Prompt
Look through the lines below and extract each one that contains "WHOI".

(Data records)
============================================================
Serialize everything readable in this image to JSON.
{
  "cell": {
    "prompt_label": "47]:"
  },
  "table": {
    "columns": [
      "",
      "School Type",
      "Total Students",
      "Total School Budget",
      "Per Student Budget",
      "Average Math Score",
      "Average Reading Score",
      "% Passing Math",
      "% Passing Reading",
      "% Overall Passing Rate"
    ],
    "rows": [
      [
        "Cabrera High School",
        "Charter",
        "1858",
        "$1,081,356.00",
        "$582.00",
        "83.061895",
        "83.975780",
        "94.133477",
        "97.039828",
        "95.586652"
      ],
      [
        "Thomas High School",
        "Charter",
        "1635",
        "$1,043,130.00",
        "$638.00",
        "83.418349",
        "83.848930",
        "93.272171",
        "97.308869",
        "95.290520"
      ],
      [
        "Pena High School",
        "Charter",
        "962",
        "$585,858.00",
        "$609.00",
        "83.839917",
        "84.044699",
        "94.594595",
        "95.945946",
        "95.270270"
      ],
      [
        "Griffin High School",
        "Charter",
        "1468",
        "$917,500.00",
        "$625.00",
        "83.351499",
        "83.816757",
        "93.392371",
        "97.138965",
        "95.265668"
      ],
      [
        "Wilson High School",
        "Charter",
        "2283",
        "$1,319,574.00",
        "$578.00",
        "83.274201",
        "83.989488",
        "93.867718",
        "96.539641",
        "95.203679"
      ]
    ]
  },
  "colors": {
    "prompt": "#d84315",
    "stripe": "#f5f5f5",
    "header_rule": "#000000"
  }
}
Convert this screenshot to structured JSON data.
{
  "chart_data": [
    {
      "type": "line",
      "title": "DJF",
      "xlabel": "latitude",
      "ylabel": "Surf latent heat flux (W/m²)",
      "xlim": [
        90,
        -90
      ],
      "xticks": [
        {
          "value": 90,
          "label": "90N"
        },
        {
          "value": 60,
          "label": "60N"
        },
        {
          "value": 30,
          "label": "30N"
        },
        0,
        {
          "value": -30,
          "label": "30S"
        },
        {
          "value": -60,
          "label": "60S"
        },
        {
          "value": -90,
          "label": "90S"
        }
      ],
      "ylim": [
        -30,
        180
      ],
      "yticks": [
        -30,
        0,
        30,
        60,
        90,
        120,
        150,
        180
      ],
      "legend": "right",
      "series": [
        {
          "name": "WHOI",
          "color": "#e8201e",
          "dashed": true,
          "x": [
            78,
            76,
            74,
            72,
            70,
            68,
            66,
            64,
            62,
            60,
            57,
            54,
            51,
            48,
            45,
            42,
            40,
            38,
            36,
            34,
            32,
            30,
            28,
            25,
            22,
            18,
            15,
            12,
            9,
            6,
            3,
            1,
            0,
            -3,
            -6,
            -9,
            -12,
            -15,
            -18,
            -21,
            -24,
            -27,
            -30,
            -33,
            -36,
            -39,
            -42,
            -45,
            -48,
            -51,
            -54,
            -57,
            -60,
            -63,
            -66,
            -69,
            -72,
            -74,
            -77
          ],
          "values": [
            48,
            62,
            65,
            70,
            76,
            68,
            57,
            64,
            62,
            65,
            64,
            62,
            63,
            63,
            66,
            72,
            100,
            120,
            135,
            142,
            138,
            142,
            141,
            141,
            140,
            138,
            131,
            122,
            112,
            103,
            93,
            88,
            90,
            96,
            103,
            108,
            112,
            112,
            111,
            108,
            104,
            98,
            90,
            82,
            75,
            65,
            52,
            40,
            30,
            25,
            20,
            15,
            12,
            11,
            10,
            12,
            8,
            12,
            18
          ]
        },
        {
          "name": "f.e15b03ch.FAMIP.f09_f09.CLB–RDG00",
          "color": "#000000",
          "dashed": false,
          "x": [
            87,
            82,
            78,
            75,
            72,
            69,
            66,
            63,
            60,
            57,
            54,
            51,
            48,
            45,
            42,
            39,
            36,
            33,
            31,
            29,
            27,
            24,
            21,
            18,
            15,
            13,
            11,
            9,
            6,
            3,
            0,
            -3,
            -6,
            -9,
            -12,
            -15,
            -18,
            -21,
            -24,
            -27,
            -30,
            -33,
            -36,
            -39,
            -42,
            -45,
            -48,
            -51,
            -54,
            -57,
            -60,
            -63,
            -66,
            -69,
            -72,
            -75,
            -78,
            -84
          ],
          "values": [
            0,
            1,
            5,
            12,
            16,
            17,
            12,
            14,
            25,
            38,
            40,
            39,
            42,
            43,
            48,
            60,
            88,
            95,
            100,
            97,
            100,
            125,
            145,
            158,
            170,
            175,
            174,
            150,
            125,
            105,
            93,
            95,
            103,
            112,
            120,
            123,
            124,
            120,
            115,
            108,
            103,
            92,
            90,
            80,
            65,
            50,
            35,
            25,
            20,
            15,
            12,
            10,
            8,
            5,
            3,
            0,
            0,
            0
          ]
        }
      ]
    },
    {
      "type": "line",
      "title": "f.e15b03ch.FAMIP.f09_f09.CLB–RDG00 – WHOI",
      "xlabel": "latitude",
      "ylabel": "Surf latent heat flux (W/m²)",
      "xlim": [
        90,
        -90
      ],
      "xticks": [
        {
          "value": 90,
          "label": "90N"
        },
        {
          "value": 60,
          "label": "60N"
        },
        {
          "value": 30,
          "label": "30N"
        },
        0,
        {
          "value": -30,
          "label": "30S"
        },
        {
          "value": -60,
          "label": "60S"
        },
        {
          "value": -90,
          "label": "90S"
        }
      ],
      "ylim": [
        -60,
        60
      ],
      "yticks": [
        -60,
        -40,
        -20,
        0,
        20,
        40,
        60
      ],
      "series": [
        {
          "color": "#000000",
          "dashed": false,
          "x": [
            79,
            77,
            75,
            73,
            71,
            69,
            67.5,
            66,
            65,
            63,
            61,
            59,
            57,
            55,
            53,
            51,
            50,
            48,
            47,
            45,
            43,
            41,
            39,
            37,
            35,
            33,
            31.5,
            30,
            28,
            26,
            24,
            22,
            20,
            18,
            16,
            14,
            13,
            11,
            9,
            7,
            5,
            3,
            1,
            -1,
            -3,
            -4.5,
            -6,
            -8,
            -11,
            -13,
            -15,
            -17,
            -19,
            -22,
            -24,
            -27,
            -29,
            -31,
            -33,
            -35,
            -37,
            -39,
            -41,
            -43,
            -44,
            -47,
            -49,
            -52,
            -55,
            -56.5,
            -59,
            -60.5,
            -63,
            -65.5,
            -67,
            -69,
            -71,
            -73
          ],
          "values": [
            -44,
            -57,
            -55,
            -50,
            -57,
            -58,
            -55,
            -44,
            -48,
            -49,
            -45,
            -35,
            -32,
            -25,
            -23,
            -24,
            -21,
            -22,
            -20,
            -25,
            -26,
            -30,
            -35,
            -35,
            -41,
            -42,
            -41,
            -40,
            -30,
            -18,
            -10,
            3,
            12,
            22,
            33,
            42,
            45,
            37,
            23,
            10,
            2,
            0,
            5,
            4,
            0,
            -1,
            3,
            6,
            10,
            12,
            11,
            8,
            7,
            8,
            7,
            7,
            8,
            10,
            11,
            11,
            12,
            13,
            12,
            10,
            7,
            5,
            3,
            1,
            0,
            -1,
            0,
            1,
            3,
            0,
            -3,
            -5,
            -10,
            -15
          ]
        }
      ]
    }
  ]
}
============================================================
Exercise answer
          "name": "WHOI",
      "title": "f.e15b03ch.FAMIP.f09_f09.CLB–RDG00 – WHOI",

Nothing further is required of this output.